* GIVEN TASK:
Reproduce the entries below in full, word for word.

* THE RECORDS:
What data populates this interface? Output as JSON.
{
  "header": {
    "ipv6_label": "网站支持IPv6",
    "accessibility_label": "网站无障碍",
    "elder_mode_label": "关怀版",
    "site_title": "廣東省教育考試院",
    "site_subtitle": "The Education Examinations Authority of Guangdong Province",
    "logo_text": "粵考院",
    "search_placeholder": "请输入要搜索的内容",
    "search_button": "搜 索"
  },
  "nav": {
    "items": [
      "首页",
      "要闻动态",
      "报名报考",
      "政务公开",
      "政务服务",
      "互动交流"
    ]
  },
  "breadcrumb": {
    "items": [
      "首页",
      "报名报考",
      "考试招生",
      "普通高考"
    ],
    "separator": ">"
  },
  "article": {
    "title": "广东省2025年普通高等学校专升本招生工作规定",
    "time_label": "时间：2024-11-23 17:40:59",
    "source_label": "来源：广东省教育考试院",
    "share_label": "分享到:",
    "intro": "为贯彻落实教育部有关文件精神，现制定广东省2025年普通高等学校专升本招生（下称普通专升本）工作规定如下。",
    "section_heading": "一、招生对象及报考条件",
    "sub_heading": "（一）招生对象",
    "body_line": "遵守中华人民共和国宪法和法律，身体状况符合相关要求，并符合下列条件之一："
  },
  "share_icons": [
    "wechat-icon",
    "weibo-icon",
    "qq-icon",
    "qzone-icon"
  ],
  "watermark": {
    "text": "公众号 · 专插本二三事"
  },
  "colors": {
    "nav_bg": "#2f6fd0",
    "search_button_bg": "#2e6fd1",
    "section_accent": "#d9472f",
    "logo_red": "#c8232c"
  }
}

* TASK OUTPUT:
What data populates this interface? Output as JSON.
{
  "header": {
    "ipv6_label": "网站支持IPv6",
    "accessibility_label": "网站无障碍",
    "elder_mode_label": "关怀版",
    "site_title": "廣東省教育考試院",
    "site_subtitle": "The Education Examinations Authority of Guangdong Province",
    "logo_text": "粵考院",
    "search_placeholder": "请输入要搜索的内容",
    "search_button": "搜 索"
  },
  "nav": {
    "items": [
      "首页",
      "要闻动态",
      "报名报考",
      "政务公开",
      "政务服务",
      "互动交流"
    ]
  },
  "breadcrumb": {
    "items": [
      "首页",
      "报名报考",
      "考试招生",
      "普通高考"
    ],
    "separator": ">"
  },
  "article": {
    "title": "广东省2025年普通高等学校专升本招生工作规定",
    "time_label": "时间：2024-11-23 17:40:59",
    "source_label": "来源：广东省教育考试院",
    "share_label": "分享到:",
    "intro": "为贯彻落实教育部有关文件精神，现制定广东省2025年普通高等学校专升本招生（下称普通专升本）工作规定如下。",
    "section_heading": "一、招生对象及报考条件",
    "sub_heading": "（一）招生对象",
    "body_line": "遵守中华人民共和国宪法和法律，身体状况符合相关要求，并符合下列条件之一："
  },
  "share_icons": [
    "wechat-icon",
    "weibo-icon",
    "qq-icon",
    "qzone-icon"
  ],
  "watermark": {
    "text": "公众号 · 专插本二三事"
  },
  "colors": {
    "nav_bg": "#2f6fd0",
    "search_button_bg": "#2e6fd1",
    "section_accent": "#d9472f",
    "logo_red": "#c8232c"
  }
}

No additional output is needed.